# Task prompt
Each line containing the word "occupied" needs to be copied.
>> begin Input rows
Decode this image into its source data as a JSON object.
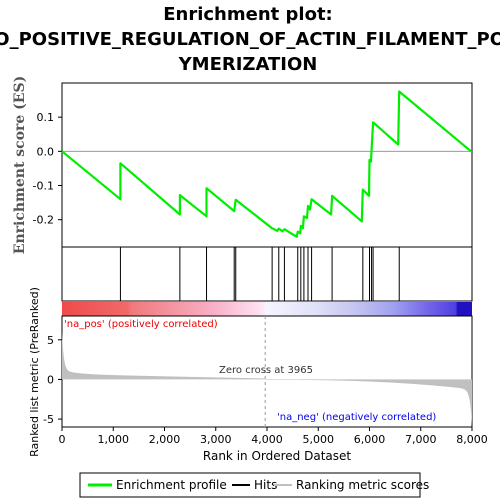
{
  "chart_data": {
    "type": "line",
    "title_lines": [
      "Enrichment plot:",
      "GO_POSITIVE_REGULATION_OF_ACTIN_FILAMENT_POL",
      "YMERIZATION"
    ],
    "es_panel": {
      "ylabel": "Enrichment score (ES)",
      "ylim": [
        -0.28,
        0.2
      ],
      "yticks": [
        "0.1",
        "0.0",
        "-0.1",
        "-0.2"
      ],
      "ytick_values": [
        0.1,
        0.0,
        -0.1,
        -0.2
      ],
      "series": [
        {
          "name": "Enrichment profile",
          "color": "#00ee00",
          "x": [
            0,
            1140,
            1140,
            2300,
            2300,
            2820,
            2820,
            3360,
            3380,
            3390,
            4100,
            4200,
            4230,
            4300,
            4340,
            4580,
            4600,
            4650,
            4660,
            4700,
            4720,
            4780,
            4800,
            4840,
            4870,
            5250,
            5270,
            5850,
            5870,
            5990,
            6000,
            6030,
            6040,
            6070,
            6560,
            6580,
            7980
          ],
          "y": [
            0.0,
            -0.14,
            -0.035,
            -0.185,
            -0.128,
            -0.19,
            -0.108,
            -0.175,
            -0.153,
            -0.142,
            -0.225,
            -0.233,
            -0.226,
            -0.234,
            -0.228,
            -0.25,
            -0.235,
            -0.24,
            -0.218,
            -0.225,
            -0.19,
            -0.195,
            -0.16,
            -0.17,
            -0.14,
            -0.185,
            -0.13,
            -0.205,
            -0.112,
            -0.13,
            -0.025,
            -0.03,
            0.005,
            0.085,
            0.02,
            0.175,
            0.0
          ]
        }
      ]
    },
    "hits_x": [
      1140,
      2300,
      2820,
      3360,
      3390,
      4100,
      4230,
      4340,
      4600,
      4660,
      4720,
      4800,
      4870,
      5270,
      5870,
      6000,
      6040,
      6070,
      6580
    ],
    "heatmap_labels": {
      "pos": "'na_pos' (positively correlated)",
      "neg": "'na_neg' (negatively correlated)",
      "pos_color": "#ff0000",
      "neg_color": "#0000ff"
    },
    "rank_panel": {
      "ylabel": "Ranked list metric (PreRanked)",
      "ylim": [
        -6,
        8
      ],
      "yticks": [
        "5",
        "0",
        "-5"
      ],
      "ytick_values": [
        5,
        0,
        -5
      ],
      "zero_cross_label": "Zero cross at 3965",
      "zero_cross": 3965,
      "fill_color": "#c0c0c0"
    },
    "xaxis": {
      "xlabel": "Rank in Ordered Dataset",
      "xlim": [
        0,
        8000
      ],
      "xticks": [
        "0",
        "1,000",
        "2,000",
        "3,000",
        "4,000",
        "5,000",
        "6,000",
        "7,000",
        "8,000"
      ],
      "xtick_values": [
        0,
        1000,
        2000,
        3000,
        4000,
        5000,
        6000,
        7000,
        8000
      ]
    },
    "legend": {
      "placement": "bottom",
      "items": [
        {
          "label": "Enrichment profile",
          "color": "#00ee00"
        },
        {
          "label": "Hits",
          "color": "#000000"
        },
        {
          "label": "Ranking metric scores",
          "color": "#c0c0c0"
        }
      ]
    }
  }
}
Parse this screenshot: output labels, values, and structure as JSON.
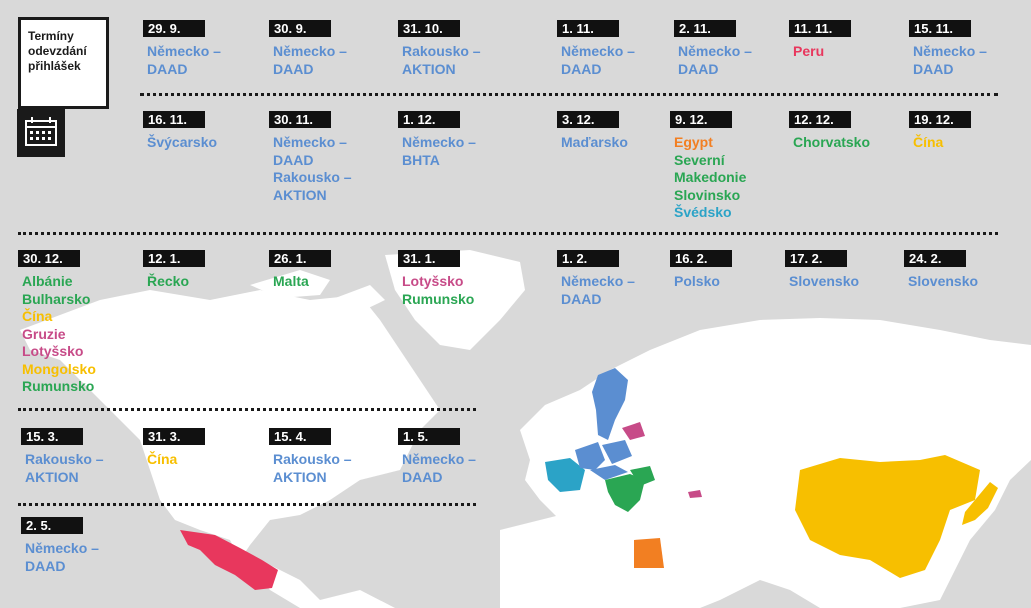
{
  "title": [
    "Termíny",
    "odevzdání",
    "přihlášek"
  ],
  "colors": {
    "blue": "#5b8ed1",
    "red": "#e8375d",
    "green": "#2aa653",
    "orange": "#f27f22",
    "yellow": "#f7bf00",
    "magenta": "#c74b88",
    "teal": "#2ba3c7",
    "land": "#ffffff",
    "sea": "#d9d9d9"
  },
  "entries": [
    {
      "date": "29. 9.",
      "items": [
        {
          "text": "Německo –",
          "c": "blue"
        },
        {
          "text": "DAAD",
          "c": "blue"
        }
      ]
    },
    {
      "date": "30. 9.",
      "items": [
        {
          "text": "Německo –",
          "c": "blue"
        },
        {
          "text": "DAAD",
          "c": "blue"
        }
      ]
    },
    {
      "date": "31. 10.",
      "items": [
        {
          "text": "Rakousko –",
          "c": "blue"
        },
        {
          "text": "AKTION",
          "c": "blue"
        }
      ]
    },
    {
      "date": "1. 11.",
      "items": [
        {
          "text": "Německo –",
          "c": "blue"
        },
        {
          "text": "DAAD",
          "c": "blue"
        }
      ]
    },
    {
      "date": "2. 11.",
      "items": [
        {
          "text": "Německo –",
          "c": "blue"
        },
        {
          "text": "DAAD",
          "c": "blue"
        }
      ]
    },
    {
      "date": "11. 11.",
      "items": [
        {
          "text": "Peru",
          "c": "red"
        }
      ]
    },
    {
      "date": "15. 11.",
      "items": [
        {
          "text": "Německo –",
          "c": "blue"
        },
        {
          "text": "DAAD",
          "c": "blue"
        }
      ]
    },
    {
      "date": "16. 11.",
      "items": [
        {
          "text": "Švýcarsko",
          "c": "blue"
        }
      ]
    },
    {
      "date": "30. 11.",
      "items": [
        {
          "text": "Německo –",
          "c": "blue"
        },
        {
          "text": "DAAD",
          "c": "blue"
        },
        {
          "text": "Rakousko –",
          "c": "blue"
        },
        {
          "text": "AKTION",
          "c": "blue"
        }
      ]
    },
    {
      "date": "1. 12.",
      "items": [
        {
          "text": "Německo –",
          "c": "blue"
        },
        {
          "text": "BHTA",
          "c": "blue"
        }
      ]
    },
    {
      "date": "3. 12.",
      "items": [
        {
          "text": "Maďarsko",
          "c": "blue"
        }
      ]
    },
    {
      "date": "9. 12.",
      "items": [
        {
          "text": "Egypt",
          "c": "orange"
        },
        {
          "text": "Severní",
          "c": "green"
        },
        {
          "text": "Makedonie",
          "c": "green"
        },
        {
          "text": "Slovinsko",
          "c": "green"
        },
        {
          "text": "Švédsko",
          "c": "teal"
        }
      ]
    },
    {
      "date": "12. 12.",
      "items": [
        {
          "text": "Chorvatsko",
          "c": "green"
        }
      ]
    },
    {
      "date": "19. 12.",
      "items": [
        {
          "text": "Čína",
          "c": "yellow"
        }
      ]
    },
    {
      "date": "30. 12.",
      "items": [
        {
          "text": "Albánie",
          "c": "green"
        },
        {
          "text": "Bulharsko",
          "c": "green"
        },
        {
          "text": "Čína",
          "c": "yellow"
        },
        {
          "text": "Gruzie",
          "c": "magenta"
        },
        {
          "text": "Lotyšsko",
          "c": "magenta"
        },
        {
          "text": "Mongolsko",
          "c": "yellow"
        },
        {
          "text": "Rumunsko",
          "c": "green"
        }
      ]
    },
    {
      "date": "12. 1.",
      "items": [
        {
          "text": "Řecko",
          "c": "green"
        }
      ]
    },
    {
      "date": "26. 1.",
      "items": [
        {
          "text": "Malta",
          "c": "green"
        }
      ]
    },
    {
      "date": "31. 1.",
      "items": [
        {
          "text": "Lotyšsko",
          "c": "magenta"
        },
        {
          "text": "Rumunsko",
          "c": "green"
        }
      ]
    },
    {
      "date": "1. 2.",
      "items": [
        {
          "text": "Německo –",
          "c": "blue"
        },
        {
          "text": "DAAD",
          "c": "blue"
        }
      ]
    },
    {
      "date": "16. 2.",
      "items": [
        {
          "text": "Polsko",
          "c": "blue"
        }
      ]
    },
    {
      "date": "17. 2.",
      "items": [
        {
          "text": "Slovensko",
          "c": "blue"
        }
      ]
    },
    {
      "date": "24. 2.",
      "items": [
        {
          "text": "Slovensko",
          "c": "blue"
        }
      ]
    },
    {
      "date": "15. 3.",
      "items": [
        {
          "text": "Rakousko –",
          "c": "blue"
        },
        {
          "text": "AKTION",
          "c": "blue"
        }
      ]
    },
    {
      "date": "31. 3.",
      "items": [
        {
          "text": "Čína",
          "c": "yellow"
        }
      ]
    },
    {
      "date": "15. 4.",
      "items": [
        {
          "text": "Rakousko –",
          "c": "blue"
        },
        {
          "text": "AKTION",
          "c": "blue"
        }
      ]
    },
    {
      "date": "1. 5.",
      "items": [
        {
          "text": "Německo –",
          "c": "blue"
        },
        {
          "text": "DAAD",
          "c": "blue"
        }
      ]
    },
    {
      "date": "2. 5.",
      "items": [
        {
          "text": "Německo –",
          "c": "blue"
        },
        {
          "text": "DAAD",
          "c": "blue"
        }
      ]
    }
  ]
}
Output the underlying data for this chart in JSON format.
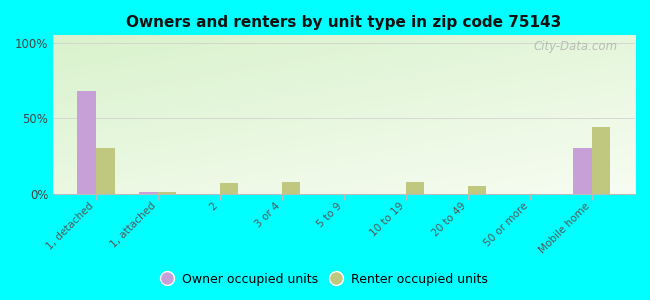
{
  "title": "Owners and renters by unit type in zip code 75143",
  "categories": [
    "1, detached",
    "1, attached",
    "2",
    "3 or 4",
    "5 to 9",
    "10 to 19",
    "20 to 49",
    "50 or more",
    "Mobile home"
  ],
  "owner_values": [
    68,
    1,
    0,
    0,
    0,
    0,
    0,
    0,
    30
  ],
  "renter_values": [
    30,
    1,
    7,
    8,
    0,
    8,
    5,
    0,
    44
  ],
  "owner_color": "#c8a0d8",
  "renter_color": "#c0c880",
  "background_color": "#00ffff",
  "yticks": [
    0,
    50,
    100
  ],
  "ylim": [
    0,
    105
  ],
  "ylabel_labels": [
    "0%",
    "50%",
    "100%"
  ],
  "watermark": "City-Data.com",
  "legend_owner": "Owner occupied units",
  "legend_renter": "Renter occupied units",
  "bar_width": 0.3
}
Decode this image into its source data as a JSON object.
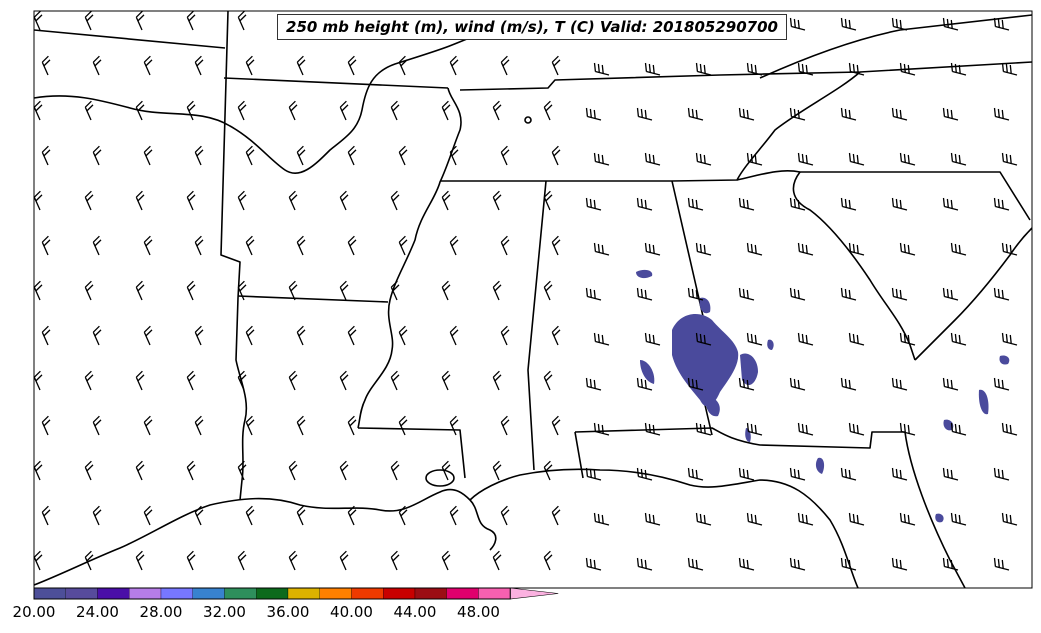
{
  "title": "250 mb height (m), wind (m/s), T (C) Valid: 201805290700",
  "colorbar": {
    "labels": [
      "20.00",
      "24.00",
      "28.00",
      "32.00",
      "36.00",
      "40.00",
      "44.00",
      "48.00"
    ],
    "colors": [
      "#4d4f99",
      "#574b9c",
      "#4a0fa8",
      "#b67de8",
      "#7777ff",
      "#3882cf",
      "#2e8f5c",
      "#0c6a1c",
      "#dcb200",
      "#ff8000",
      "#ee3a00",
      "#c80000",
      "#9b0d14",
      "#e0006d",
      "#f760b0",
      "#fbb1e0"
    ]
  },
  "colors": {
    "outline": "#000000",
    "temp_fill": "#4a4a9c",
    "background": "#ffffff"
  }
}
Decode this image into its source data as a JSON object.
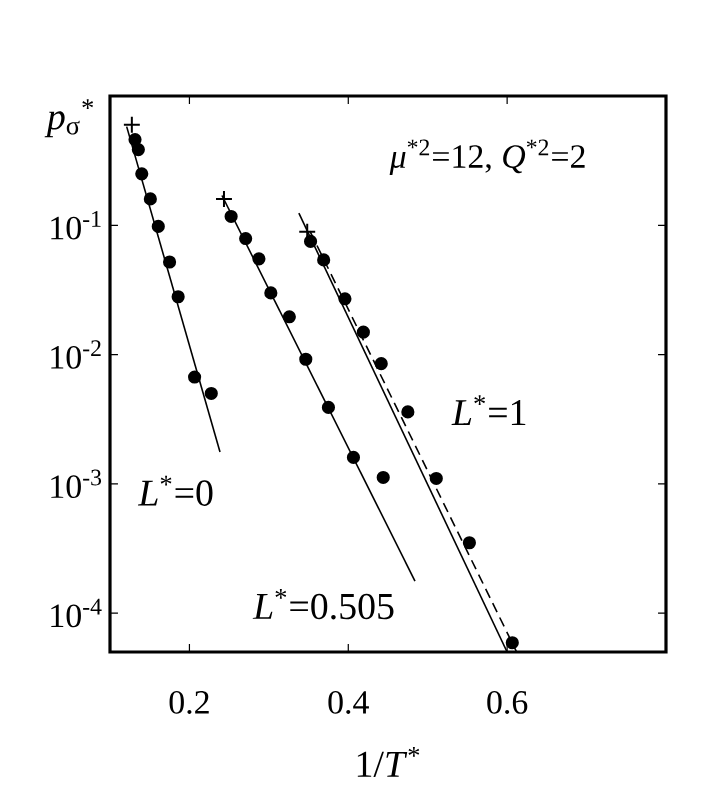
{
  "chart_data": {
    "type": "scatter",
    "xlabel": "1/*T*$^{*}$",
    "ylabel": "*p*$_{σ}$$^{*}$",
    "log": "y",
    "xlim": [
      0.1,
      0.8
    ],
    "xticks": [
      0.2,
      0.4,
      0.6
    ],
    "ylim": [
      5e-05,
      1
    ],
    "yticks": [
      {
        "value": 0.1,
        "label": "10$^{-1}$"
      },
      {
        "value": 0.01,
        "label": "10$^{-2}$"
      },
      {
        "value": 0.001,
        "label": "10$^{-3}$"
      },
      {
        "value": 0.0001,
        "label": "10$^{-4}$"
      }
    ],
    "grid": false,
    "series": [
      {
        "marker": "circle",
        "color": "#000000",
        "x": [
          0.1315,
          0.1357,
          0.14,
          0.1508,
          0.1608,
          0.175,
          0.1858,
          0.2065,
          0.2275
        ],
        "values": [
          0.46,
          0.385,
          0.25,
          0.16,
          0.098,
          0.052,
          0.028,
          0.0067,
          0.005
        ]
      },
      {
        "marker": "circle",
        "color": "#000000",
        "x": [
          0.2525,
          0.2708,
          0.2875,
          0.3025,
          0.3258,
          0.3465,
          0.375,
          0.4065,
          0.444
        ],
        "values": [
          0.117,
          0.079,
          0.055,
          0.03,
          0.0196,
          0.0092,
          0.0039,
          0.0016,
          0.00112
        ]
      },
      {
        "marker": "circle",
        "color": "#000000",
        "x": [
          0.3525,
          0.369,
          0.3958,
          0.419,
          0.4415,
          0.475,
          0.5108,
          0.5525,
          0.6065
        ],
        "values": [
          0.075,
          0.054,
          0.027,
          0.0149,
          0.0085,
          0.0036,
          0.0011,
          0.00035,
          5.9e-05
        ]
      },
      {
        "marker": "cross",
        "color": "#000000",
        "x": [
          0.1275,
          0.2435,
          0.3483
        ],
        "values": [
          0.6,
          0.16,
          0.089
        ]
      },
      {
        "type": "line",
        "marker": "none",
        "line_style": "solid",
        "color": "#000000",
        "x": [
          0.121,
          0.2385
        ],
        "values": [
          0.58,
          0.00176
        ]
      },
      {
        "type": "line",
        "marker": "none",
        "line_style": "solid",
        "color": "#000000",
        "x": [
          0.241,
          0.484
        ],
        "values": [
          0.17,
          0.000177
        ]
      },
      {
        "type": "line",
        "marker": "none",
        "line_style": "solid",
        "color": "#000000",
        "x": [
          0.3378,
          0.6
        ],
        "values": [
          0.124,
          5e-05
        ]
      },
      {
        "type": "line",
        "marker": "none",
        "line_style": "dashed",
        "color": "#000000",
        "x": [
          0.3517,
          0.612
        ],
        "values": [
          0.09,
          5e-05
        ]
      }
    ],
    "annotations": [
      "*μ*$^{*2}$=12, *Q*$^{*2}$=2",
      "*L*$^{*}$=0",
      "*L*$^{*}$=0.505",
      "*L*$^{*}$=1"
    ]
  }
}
>> end Input rows
# Completed task
  "legend_owner": "Owner occupied units",
  "legend_renter": "Renter occupied units",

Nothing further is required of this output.